◆ Stated task
Write out each line of the material again, word for word.

◆ Saved entries
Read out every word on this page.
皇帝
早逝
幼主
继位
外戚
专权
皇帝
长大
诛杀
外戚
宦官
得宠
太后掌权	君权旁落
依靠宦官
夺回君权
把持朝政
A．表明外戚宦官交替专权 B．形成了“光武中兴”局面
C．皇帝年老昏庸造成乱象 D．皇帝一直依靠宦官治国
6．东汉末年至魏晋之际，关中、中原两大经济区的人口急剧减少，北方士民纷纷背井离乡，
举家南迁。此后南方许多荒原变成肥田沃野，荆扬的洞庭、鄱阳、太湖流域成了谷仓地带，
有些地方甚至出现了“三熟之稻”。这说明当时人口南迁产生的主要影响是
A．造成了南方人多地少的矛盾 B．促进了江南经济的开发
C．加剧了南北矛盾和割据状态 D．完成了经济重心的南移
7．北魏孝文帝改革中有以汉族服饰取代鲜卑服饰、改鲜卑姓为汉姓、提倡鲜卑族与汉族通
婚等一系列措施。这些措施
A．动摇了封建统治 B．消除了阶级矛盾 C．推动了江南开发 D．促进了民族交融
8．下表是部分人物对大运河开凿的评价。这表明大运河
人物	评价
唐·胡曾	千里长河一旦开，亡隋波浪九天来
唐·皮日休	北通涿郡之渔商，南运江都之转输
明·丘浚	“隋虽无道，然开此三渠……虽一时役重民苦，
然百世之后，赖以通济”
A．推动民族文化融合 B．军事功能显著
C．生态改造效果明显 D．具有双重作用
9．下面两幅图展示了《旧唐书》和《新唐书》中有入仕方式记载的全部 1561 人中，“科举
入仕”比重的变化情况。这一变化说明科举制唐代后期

◆ Correct answer
Read out every word on this page.
皇帝
早逝
幼主
继位
外戚
专权
皇帝
长大
诛杀
外戚
宦官
得宠
太后掌权	君权旁落
依靠宦官
夺回君权
把持朝政
A．表明外戚宦官交替专权 B．形成了“光武中兴”局面
C．皇帝年老昏庸造成乱象 D．皇帝一直依靠宦官治国
6．东汉末年至魏晋之际，关中、中原两大经济区的人口急剧减少，北方士民纷纷背井离乡，
举家南迁。此后南方许多荒原变成肥田沃野，荆扬的洞庭、鄱阳、太湖流域成了谷仓地带，
有些地方甚至出现了“三熟之稻”。这说明当时人口南迁产生的主要影响是
A．造成了南方人多地少的矛盾 B．促进了江南经济的开发
C．加剧了南北矛盾和割据状态 D．完成了经济重心的南移
7．北魏孝文帝改革中有以汉族服饰取代鲜卑服饰、改鲜卑姓为汉姓、提倡鲜卑族与汉族通
婚等一系列措施。这些措施
A．动摇了封建统治 B．消除了阶级矛盾 C．推动了江南开发 D．促进了民族交融
8．下表是部分人物对大运河开凿的评价。这表明大运河
人物	评价
唐·胡曾	千里长河一旦开，亡隋波浪九天来
唐·皮日休	北通涿郡之渔商，南运江都之转输
明·丘浚	“隋虽无道，然开此三渠……虽一时役重民苦，
然百世之后，赖以通济”
A．推动民族文化融合 B．军事功能显著
C．生态改造效果明显 D．具有双重作用
9．下面两幅图展示了《旧唐书》和《新唐书》中有入仕方式记载的全部 1561 人中，“科举
入仕”比重的变化情况。这一变化说明科举制唐代后期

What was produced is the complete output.